WHAT IS EXPECTED:
Give the total number of lines with the word "参考答案" in them, and no other words.

EXERCISE DATA:
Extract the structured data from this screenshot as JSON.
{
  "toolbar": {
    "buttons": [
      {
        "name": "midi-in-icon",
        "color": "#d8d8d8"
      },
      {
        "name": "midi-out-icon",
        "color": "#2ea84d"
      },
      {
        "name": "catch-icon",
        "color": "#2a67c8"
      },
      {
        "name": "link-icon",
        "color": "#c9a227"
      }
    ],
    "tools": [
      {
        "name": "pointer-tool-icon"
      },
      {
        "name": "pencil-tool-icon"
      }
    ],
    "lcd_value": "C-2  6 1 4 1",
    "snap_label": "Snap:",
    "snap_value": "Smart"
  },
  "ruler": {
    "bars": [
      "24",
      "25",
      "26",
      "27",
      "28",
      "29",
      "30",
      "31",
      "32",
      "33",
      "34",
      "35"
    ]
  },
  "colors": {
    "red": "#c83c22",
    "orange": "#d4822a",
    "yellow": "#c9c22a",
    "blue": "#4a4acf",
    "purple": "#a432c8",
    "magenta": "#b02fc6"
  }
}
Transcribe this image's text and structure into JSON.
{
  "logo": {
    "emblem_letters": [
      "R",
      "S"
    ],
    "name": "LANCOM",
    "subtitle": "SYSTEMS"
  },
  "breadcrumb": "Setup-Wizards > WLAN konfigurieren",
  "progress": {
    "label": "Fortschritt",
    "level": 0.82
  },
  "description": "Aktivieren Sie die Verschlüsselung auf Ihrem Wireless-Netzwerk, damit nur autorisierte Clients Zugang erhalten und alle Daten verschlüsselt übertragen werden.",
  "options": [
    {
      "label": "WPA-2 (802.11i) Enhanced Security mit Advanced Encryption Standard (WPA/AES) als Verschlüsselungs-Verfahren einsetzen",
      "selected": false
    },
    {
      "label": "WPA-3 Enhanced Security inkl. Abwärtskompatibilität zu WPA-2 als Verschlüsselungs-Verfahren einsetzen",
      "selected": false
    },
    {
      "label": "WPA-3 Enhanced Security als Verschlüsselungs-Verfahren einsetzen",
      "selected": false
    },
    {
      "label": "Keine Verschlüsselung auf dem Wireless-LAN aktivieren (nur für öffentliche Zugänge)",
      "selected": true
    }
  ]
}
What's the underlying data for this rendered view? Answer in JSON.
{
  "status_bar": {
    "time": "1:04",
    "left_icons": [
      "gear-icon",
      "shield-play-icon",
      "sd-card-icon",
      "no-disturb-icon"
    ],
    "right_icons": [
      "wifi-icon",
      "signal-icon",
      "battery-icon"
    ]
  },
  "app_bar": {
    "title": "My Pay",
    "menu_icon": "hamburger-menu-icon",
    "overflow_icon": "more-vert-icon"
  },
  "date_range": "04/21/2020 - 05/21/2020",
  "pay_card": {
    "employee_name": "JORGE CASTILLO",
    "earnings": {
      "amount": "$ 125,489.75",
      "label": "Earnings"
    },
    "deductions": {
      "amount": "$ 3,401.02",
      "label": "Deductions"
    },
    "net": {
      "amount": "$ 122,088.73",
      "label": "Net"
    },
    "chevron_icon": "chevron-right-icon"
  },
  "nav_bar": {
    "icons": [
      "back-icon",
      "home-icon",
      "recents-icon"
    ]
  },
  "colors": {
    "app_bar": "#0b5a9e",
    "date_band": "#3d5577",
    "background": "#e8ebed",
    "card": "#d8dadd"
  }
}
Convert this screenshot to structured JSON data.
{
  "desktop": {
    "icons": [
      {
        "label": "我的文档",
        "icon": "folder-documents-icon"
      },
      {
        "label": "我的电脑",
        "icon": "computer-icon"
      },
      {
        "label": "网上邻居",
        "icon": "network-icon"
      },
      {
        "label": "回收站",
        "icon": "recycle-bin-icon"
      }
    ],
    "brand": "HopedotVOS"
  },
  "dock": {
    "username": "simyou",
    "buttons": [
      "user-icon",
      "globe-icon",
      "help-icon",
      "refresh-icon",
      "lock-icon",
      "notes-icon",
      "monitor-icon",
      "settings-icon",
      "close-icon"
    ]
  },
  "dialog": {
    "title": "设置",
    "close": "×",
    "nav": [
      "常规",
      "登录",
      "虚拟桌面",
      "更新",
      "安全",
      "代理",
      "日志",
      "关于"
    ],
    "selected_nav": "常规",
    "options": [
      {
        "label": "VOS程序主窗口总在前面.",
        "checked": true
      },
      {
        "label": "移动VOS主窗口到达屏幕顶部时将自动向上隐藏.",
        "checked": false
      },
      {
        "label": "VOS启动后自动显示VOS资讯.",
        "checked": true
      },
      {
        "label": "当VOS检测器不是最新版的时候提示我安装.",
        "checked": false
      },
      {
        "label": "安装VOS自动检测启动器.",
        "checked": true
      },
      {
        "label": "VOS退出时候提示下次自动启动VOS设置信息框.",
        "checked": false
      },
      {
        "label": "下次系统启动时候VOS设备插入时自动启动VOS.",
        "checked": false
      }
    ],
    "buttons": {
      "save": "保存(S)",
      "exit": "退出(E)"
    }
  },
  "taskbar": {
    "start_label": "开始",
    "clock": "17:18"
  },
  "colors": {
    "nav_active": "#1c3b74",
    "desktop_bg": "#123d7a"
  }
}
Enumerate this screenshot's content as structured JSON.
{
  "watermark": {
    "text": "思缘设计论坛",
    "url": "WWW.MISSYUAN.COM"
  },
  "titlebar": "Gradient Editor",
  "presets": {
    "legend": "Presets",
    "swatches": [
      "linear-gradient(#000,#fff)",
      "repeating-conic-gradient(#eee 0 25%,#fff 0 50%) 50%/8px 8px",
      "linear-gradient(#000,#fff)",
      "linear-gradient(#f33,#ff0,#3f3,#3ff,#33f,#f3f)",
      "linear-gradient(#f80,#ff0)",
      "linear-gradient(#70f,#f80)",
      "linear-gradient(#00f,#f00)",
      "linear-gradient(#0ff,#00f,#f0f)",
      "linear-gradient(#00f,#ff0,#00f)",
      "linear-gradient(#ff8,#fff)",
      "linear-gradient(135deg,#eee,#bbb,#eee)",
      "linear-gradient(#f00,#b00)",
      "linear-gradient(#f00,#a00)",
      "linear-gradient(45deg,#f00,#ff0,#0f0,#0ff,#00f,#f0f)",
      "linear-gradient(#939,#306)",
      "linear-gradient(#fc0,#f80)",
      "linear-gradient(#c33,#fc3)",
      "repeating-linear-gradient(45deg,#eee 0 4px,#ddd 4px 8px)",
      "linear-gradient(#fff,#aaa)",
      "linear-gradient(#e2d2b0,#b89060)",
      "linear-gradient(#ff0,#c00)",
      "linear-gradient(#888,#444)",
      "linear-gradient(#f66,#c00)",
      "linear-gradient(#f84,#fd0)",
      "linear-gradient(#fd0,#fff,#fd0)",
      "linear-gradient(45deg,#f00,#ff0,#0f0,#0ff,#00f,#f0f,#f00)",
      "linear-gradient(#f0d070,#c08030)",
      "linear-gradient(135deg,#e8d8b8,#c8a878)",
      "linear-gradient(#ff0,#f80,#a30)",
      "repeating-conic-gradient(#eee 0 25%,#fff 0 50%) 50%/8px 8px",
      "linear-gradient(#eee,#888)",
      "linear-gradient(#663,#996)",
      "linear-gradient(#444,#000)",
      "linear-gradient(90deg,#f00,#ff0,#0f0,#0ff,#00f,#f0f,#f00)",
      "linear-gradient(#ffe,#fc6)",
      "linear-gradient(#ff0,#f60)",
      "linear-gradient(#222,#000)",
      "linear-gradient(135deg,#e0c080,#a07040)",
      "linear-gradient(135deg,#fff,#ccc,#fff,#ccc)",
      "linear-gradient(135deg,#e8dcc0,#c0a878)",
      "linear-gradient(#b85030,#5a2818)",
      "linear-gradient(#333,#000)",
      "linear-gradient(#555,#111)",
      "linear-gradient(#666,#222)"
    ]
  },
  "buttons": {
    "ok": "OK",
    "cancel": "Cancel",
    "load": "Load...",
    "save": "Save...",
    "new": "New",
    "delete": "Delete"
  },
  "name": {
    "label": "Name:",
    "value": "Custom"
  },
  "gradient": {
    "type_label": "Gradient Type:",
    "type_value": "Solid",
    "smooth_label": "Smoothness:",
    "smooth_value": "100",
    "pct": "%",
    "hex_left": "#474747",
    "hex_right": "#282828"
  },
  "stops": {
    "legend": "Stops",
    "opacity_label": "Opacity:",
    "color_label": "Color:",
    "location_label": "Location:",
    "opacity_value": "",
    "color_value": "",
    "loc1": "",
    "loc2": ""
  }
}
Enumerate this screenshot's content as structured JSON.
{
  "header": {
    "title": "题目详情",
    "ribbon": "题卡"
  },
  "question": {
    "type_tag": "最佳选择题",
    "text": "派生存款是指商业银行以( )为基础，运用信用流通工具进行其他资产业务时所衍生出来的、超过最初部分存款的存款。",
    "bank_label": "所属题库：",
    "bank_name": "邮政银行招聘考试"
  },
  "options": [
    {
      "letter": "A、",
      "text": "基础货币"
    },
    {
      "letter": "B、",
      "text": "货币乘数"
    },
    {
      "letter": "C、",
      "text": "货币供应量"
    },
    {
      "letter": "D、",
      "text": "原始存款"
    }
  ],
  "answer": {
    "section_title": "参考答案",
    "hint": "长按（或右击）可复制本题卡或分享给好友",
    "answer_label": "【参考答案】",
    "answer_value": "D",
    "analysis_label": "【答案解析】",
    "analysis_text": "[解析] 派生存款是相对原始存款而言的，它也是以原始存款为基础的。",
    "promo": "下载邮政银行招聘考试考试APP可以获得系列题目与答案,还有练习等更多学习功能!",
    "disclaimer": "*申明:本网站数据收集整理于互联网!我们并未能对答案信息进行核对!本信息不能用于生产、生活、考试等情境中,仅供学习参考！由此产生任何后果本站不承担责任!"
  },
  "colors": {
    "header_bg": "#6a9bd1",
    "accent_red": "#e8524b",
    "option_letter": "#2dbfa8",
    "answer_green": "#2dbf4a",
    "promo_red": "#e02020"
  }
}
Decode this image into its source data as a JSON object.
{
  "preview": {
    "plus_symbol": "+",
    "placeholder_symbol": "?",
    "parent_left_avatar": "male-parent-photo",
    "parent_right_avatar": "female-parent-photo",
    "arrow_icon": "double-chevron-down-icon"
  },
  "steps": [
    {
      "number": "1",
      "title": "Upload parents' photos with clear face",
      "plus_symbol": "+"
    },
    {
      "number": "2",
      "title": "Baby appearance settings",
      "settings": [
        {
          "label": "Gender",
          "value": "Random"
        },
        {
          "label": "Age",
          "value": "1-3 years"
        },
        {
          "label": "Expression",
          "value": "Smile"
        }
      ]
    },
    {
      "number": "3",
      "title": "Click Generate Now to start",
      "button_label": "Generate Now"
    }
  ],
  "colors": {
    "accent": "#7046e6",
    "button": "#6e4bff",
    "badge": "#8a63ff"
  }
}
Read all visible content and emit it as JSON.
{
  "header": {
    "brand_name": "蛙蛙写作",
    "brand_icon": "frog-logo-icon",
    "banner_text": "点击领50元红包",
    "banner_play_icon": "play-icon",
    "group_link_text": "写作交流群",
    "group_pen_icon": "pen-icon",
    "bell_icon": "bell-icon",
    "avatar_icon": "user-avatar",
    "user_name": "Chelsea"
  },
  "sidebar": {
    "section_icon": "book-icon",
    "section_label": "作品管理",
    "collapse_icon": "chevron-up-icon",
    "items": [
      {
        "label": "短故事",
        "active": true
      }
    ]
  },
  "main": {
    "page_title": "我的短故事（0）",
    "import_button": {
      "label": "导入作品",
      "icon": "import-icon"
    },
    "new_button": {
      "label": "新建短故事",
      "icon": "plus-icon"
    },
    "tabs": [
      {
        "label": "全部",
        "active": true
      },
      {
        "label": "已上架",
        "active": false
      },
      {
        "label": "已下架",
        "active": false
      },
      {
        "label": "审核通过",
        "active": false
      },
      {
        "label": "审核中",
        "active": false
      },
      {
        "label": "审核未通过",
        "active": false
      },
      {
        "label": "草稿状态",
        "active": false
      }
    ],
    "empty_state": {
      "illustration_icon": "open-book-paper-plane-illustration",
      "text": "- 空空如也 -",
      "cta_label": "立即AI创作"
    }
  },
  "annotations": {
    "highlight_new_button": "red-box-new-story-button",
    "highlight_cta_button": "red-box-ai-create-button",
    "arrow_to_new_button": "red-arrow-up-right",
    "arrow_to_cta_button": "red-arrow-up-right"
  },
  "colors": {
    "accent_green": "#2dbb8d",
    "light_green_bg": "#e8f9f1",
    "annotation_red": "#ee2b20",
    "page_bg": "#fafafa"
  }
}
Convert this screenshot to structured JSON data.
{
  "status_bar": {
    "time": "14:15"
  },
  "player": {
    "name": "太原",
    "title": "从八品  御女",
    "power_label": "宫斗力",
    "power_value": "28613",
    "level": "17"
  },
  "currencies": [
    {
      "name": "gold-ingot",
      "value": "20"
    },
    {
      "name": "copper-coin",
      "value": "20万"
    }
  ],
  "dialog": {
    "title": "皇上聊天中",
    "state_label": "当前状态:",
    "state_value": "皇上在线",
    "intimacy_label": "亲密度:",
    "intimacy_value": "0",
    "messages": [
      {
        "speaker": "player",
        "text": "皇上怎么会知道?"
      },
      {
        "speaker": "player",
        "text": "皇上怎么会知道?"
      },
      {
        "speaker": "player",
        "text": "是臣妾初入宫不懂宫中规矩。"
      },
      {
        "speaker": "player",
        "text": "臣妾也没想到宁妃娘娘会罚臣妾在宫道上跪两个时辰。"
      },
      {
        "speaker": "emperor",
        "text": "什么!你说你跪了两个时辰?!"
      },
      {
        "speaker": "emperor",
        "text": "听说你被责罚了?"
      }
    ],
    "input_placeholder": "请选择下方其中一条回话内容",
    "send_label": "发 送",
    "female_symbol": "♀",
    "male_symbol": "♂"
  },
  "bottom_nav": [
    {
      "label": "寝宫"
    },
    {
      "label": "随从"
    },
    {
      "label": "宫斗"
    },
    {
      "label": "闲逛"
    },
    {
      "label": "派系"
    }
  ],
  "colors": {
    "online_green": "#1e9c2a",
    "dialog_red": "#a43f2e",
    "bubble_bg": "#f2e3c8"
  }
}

TASK ANSWER:
2